> **TASK TO COMPLETE**
Transcribe every entry that follows, word for word, and omit the images.

═════ GIVEN INFORMATION ═════

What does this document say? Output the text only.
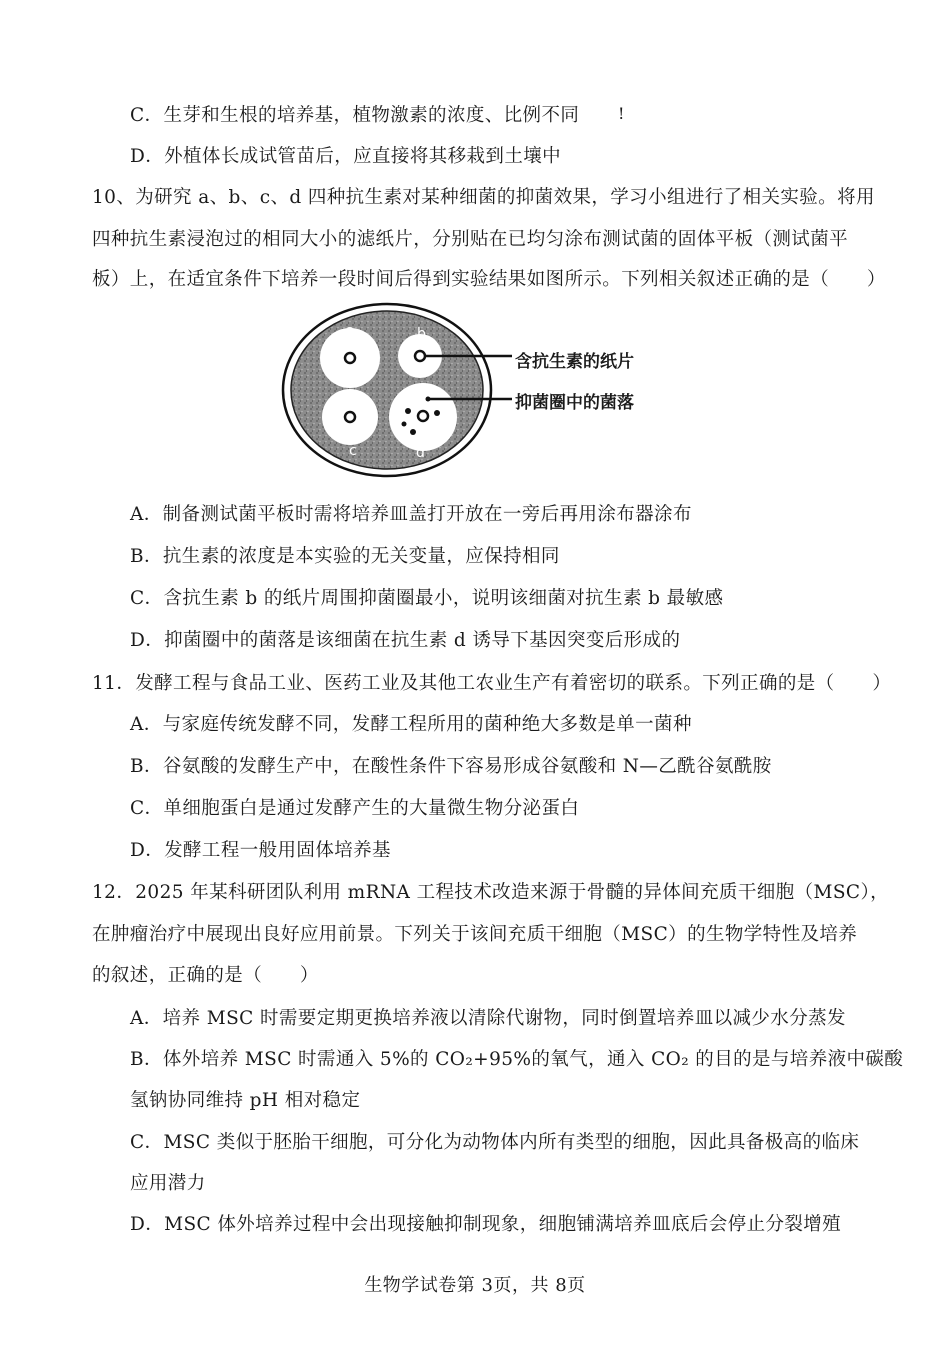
C．生芽和生根的培养基，植物激素的浓度、比例不同 !
D．外植体长成试管苗后，应直接将其移栽到土壤中
10、为研究 a、b、c、d 四种抗生素对某种细菌的抑菌效果，学习小组进行了相关实验。将用
四种抗生素浸泡过的相同大小的滤纸片，分别贴在已均匀涂布测试菌的固体平板（测试菌平
板）上，在适宜条件下培养一段时间后得到实验结果如图所示。下列相关叙述正确的是（　　）
a	b
c	d
含抗生素的纸片
抑菌圈中的菌落
A．制备测试菌平板时需将培养皿盖打开放在一旁后再用涂布器涂布
B．抗生素的浓度是本实验的无关变量，应保持相同
C．含抗生素 b 的纸片周围抑菌圈最小，说明该细菌对抗生素 b 最敏感
D．抑菌圈中的菌落是该细菌在抗生素 d 诱导下基因突变后形成的
11．发酵工程与食品工业、医药工业及其他工农业生产有着密切的联系。下列正确的是（　　）
A．与家庭传统发酵不同，发酵工程所用的菌种绝大多数是单一菌种
B．谷氨酸的发酵生产中，在酸性条件下容易形成谷氨酸和 N—乙酰谷氨酰胺
C．单细胞蛋白是通过发酵产生的大量微生物分泌蛋白
D．发酵工程一般用固体培养基
12．2025 年某科研团队利用 mRNA 工程技术改造来源于骨髓的异体间充质干细胞（MSC），
在肿瘤治疗中展现出良好应用前景。下列关于该间充质干细胞（MSC）的生物学特性及培养
的叙述，正确的是（　　）
A．培养 MSC 时需要定期更换培养液以清除代谢物，同时倒置培养皿以减少水分蒸发
B．体外培养 MSC 时需通入 5%的 CO₂+95%的氧气，通入 CO₂ 的目的是与培养液中碳酸
氢钠协同维持 pH 相对稳定
C．MSC 类似于胚胎干细胞，可分化为动物体内所有类型的细胞，因此具备极高的临床
应用潜力
D．MSC 体外培养过程中会出现接触抑制现象，细胞铺满培养皿底后会停止分裂增殖
生物学试卷第 3页，共 8页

═════

> **OUTPUT FOR THIS EXERCISE**
What does this document say? Output the text only.
C．生芽和生根的培养基，植物激素的浓度、比例不同 !
D．外植体长成试管苗后，应直接将其移栽到土壤中
10、为研究 a、b、c、d 四种抗生素对某种细菌的抑菌效果，学习小组进行了相关实验。将用
四种抗生素浸泡过的相同大小的滤纸片，分别贴在已均匀涂布测试菌的固体平板（测试菌平
板）上，在适宜条件下培养一段时间后得到实验结果如图所示。下列相关叙述正确的是（　　）
a	b
c	d
含抗生素的纸片
抑菌圈中的菌落
A．制备测试菌平板时需将培养皿盖打开放在一旁后再用涂布器涂布
B．抗生素的浓度是本实验的无关变量，应保持相同
C．含抗生素 b 的纸片周围抑菌圈最小，说明该细菌对抗生素 b 最敏感
D．抑菌圈中的菌落是该细菌在抗生素 d 诱导下基因突变后形成的
11．发酵工程与食品工业、医药工业及其他工农业生产有着密切的联系。下列正确的是（　　）
A．与家庭传统发酵不同，发酵工程所用的菌种绝大多数是单一菌种
B．谷氨酸的发酵生产中，在酸性条件下容易形成谷氨酸和 N—乙酰谷氨酰胺
C．单细胞蛋白是通过发酵产生的大量微生物分泌蛋白
D．发酵工程一般用固体培养基
12．2025 年某科研团队利用 mRNA 工程技术改造来源于骨髓的异体间充质干细胞（MSC），
在肿瘤治疗中展现出良好应用前景。下列关于该间充质干细胞（MSC）的生物学特性及培养
的叙述，正确的是（　　）
A．培养 MSC 时需要定期更换培养液以清除代谢物，同时倒置培养皿以减少水分蒸发
B．体外培养 MSC 时需通入 5%的 CO₂+95%的氧气，通入 CO₂ 的目的是与培养液中碳酸
氢钠协同维持 pH 相对稳定
C．MSC 类似于胚胎干细胞，可分化为动物体内所有类型的细胞，因此具备极高的临床
应用潜力
D．MSC 体外培养过程中会出现接触抑制现象，细胞铺满培养皿底后会停止分裂增殖
生物学试卷第 3页，共 8页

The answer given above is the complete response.